%%

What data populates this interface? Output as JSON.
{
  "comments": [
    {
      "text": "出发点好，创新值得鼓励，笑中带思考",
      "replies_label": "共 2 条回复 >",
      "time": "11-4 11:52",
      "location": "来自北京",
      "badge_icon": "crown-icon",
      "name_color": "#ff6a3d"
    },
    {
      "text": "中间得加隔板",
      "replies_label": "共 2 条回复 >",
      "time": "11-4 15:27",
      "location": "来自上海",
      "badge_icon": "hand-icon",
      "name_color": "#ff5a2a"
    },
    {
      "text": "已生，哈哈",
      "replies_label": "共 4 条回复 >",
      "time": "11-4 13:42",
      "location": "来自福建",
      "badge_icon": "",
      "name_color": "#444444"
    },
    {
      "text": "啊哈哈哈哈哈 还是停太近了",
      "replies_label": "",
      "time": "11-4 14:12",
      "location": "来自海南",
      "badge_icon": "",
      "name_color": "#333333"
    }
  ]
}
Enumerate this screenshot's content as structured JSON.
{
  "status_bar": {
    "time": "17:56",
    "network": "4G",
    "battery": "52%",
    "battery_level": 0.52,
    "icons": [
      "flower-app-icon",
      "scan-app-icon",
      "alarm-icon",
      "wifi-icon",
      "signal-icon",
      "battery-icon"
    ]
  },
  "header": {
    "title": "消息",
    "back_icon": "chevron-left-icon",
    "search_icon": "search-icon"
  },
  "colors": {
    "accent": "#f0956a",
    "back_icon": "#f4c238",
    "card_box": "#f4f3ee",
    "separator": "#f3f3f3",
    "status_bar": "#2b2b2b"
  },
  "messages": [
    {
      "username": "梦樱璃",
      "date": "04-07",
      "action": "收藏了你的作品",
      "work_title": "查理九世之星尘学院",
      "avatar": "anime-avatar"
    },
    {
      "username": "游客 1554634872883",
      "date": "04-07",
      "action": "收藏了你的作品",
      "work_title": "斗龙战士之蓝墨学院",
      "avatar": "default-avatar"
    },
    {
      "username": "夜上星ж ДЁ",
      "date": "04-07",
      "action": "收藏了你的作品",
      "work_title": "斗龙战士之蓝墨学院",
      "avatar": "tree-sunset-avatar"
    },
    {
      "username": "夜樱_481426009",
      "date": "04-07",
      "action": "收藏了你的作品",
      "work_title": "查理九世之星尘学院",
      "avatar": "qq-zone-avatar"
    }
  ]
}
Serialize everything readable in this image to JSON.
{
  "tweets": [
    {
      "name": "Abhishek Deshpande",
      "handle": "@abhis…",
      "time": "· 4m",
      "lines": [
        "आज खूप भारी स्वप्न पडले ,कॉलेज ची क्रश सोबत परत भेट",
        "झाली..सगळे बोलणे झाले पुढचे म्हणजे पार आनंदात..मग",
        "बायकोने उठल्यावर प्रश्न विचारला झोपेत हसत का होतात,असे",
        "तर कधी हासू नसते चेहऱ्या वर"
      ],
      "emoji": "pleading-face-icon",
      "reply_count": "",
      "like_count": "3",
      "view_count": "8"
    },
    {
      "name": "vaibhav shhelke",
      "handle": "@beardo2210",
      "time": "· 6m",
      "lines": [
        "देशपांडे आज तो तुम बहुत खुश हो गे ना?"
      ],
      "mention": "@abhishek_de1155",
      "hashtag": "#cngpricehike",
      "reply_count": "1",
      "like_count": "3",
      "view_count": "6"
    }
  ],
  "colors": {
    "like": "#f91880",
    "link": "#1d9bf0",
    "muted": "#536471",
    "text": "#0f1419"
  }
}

%%

> _Written problem_: Take the line holding "Serialize everything readable" and all lines after it through the end of the data, and set them down exactly.

> _Reply to the exercise_:
Serialize everything readable in this image to JSON.
{
  "tweets": [
    {
      "name": "Abhishek Deshpande",
      "handle": "@abhis…",
      "time": "· 4m",
      "lines": [
        "आज खूप भारी स्वप्न पडले ,कॉलेज ची क्रश सोबत परत भेट",
        "झाली..सगळे बोलणे झाले पुढचे म्हणजे पार आनंदात..मग",
        "बायकोने उठल्यावर प्रश्न विचारला झोपेत हसत का होतात,असे",
        "तर कधी हासू नसते चेहऱ्या वर"
      ],
      "emoji": "pleading-face-icon",
      "reply_count": "",
      "like_count": "3",
      "view_count": "8"
    },
    {
      "name": "vaibhav shhelke",
      "handle": "@beardo2210",
      "time": "· 6m",
      "lines": [
        "देशपांडे आज तो तुम बहुत खुश हो गे ना?"
      ],
      "mention": "@abhishek_de1155",
      "hashtag": "#cngpricehike",
      "reply_count": "1",
      "like_count": "3",
      "view_count": "6"
    }
  ],
  "colors": {
    "like": "#f91880",
    "link": "#1d9bf0",
    "muted": "#536471",
    "text": "#0f1419"
  }
}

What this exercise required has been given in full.